───── Information given ─────

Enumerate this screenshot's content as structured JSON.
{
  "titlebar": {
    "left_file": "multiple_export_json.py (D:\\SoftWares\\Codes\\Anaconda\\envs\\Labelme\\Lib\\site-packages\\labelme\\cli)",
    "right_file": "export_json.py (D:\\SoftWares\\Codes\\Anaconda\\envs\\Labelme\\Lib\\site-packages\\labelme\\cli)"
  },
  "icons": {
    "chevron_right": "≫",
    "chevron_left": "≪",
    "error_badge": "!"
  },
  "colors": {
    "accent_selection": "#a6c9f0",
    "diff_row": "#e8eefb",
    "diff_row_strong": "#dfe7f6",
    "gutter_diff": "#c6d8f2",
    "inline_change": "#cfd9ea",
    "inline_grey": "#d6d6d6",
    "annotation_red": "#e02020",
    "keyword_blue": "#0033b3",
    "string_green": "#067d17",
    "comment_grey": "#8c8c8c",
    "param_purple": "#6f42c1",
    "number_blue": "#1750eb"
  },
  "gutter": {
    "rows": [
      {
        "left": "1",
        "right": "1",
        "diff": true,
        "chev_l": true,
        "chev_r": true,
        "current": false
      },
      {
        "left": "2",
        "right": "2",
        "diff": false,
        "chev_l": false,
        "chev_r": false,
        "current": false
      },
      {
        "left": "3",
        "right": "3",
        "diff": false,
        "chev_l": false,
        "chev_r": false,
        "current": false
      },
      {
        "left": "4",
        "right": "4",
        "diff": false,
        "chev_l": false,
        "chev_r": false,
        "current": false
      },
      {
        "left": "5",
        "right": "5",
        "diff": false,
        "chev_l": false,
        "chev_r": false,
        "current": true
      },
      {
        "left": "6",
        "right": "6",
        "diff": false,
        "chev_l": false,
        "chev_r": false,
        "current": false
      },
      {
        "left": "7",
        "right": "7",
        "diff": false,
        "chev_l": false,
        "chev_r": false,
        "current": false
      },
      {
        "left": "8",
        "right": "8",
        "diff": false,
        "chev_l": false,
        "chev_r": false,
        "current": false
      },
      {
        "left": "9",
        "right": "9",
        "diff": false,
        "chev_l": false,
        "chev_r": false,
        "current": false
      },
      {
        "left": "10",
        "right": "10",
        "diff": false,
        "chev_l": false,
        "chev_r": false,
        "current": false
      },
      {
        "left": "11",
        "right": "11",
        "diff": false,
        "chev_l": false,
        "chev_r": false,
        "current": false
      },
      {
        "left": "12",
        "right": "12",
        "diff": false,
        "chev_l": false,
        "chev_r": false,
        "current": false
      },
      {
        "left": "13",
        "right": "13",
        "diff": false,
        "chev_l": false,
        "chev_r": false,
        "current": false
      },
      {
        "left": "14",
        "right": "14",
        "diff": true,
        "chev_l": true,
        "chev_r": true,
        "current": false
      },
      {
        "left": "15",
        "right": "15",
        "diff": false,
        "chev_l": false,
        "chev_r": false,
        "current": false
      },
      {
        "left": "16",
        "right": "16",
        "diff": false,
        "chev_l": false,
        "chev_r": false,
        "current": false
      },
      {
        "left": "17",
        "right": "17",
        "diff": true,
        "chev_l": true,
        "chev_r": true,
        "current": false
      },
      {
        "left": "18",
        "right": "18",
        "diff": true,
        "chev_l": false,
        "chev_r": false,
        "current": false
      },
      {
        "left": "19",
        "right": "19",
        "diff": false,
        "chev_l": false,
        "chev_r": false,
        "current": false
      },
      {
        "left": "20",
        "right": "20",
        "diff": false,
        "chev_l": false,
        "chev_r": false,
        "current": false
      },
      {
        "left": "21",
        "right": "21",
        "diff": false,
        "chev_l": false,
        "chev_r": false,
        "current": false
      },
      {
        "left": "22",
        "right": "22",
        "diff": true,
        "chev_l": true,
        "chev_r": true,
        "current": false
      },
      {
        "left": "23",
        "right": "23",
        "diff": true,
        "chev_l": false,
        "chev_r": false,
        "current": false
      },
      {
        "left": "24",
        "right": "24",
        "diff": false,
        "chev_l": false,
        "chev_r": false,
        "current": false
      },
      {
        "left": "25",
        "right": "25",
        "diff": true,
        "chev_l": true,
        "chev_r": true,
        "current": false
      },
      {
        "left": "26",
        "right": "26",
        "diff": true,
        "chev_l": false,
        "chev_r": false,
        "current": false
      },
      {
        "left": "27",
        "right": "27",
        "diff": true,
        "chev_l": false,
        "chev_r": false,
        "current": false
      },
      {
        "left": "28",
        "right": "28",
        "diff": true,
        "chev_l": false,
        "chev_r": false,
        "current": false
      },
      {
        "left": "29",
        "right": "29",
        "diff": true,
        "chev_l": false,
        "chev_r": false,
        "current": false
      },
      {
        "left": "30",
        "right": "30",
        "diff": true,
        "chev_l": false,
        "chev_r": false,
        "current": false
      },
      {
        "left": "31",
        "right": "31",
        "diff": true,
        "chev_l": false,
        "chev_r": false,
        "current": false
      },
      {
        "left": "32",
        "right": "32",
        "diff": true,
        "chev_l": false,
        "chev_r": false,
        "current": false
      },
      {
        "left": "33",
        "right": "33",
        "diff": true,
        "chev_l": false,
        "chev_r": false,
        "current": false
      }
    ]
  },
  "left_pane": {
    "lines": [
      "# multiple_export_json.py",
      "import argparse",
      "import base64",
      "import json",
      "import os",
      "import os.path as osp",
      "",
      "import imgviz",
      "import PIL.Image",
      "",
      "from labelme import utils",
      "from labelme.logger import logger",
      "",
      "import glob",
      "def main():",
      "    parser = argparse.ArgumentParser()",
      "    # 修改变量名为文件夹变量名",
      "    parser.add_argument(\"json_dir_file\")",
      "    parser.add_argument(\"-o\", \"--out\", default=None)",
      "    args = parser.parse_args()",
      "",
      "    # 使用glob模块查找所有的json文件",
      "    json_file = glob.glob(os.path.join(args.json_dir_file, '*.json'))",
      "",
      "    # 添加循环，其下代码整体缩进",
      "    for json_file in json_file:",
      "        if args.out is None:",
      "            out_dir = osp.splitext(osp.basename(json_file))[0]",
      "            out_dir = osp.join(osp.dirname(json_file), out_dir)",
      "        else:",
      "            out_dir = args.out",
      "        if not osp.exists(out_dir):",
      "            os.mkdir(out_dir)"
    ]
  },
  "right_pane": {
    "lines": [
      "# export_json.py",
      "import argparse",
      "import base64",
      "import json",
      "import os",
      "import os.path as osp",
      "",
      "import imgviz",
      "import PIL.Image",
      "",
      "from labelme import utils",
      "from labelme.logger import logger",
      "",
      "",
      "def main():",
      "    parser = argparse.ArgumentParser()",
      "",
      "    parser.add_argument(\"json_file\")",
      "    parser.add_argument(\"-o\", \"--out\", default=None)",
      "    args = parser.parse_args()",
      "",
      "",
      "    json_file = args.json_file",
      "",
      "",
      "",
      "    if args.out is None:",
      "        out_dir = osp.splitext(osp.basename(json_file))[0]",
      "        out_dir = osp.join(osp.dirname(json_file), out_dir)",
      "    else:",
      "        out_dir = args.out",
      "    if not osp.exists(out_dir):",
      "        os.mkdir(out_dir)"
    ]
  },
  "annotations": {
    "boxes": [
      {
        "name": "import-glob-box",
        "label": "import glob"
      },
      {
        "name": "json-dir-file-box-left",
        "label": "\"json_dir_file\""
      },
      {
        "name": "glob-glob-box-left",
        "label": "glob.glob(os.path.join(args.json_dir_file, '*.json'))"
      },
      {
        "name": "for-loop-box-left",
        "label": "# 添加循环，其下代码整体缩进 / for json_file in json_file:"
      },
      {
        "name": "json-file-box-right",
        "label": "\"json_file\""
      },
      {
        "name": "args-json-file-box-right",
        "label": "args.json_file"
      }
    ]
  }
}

─────

--- What is being asked ---
Find how many lines of the material carry the string "dirname". Only the number should be in the answer.

--- Task output ---
2